## START Data supplied
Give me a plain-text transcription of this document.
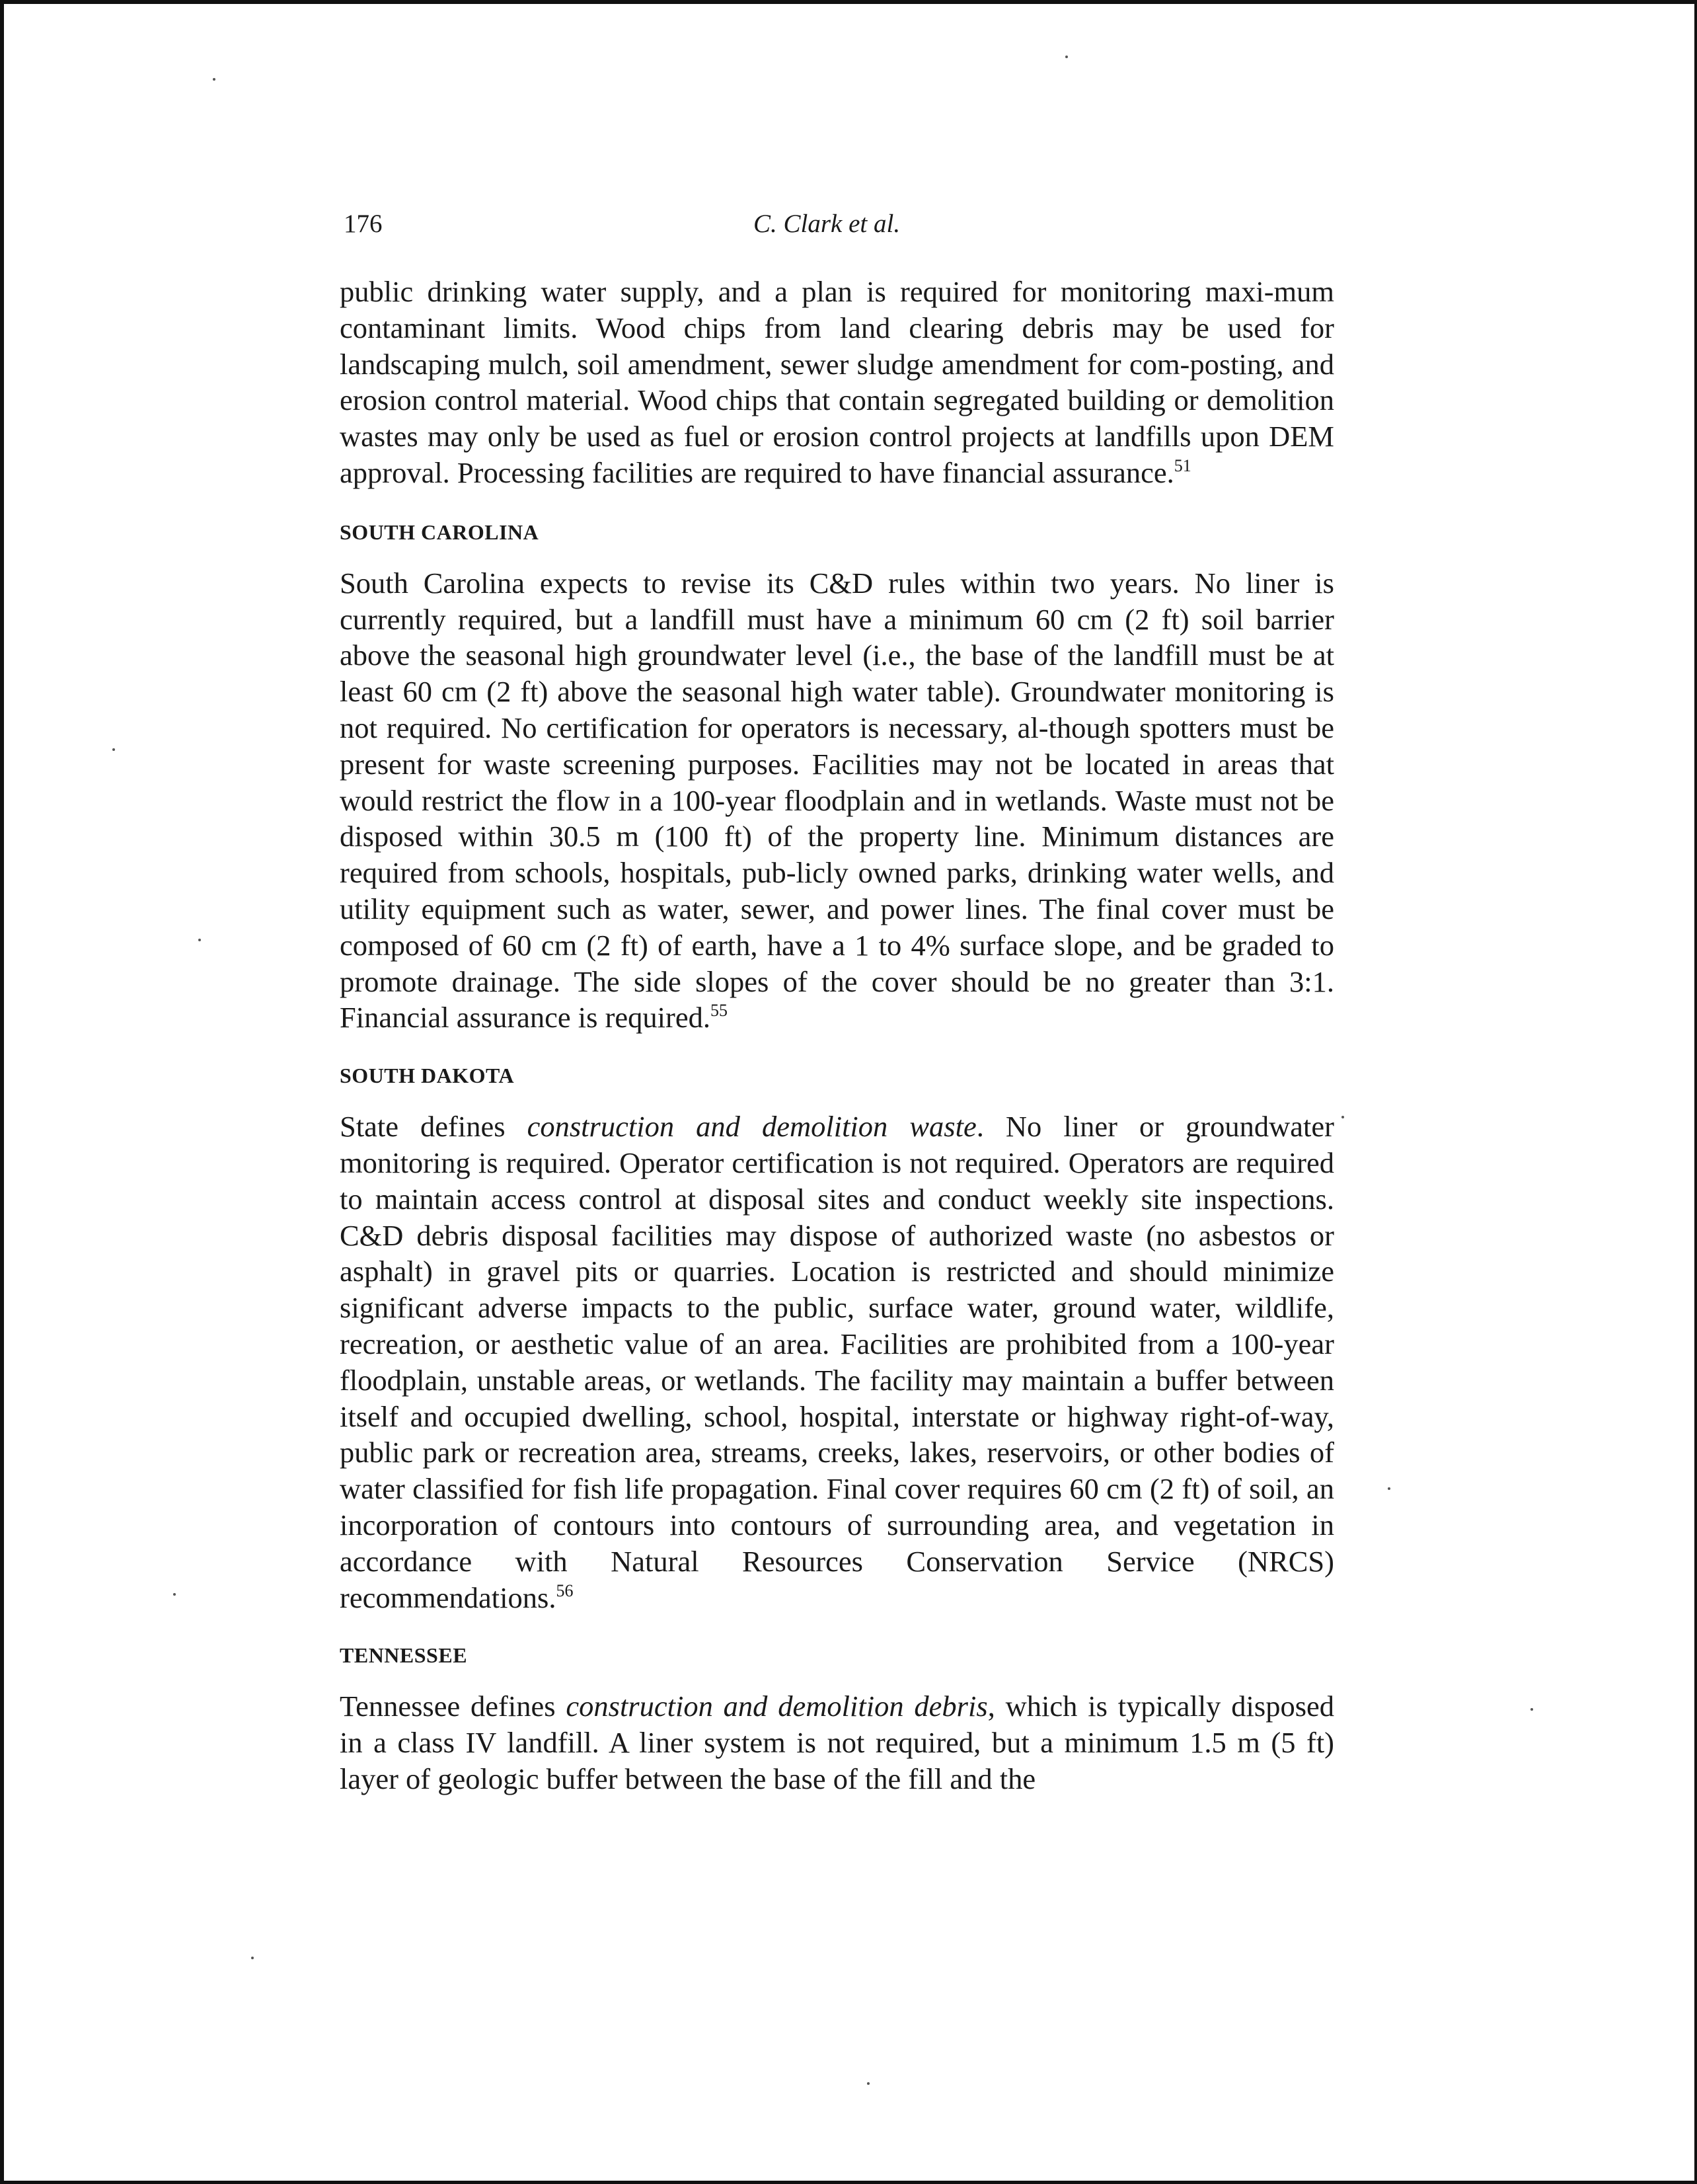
176	C. Clark et al.

public drinking water supply, and a plan is required for monitoring maxi-mum contaminant limits. Wood chips from land clearing debris may be used for landscaping mulch, soil amendment, sewer sludge amendment for com-posting, and erosion control material. Wood chips that contain segregated building or demolition wastes may only be used as fuel or erosion control projects at landfills upon DEM approval. Processing facilities are required to have financial assurance.$^{51}$

SOUTH CAROLINA

South Carolina expects to revise its C&D rules within two years. No liner is currently required, but a landfill must have a minimum 60 cm (2 ft) soil barrier above the seasonal high groundwater level (i.e., the base of the landfill must be at least 60 cm (2 ft) above the seasonal high water table). Groundwater monitoring is not required. No certification for operators is necessary, al-though spotters must be present for waste screening purposes. Facilities may not be located in areas that would restrict the flow in a 100-year floodplain and in wetlands. Waste must not be disposed within 30.5 m (100 ft) of the property line. Minimum distances are required from schools, hospitals, pub-licly owned parks, drinking water wells, and utility equipment such as water, sewer, and power lines. The final cover must be composed of 60 cm (2 ft) of earth, have a 1 to 4% surface slope, and be graded to promote drainage. The side slopes of the cover should be no greater than 3:1. Financial assurance is required.$^{55}$

SOUTH DAKOTA

State defines construction and demolition waste. No liner or groundwater monitoring is required. Operator certification is not required. Operators are required to maintain access control at disposal sites and conduct weekly site inspections. C&D debris disposal facilities may dispose of authorized waste (no asbestos or asphalt) in gravel pits or quarries. Location is restricted and should minimize significant adverse impacts to the public, surface water, ground water, wildlife, recreation, or aesthetic value of an area. Facilities are prohibited from a 100-year floodplain, unstable areas, or wetlands. The facility may maintain a buffer between itself and occupied dwelling, school, hospital, interstate or highway right-of-way, public park or recreation area, streams, creeks, lakes, reservoirs, or other bodies of water classified for fish life propagation. Final cover requires 60 cm (2 ft) of soil, an incorporation of contours into contours of surrounding area, and vegetation in accordance with Natural Resources Conservation Service (NRCS) recommendations.$^{56}$

TENNESSEE

Tennessee defines construction and demolition debris, which is typically disposed in a class IV landfill. A liner system is not required, but a minimum 1.5 m (5 ft) layer of geologic buffer between the base of the fill and the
## END Data supplied
■ **Brief**
Write out the listing word for word, omitting the pictures it holds.

■ **Response to the exercise**
Give me a plain-text transcription of this document.
176	C. Clark et al.

public drinking water supply, and a plan is required for monitoring maxi-mum contaminant limits. Wood chips from land clearing debris may be used for landscaping mulch, soil amendment, sewer sludge amendment for com-posting, and erosion control material. Wood chips that contain segregated building or demolition wastes may only be used as fuel or erosion control projects at landfills upon DEM approval. Processing facilities are required to have financial assurance.$^{51}$

SOUTH CAROLINA

South Carolina expects to revise its C&D rules within two years. No liner is currently required, but a landfill must have a minimum 60 cm (2 ft) soil barrier above the seasonal high groundwater level (i.e., the base of the landfill must be at least 60 cm (2 ft) above the seasonal high water table). Groundwater monitoring is not required. No certification for operators is necessary, al-though spotters must be present for waste screening purposes. Facilities may not be located in areas that would restrict the flow in a 100-year floodplain and in wetlands. Waste must not be disposed within 30.5 m (100 ft) of the property line. Minimum distances are required from schools, hospitals, pub-licly owned parks, drinking water wells, and utility equipment such as water, sewer, and power lines. The final cover must be composed of 60 cm (2 ft) of earth, have a 1 to 4% surface slope, and be graded to promote drainage. The side slopes of the cover should be no greater than 3:1. Financial assurance is required.$^{55}$

SOUTH DAKOTA

State defines construction and demolition waste. No liner or groundwater monitoring is required. Operator certification is not required. Operators are required to maintain access control at disposal sites and conduct weekly site inspections. C&D debris disposal facilities may dispose of authorized waste (no asbestos or asphalt) in gravel pits or quarries. Location is restricted and should minimize significant adverse impacts to the public, surface water, ground water, wildlife, recreation, or aesthetic value of an area. Facilities are prohibited from a 100-year floodplain, unstable areas, or wetlands. The facility may maintain a buffer between itself and occupied dwelling, school, hospital, interstate or highway right-of-way, public park or recreation area, streams, creeks, lakes, reservoirs, or other bodies of water classified for fish life propagation. Final cover requires 60 cm (2 ft) of soil, an incorporation of contours into contours of surrounding area, and vegetation in accordance with Natural Resources Conservation Service (NRCS) recommendations.$^{56}$

TENNESSEE

Tennessee defines construction and demolition debris, which is typically disposed in a class IV landfill. A liner system is not required, but a minimum 1.5 m (5 ft) layer of geologic buffer between the base of the fill and the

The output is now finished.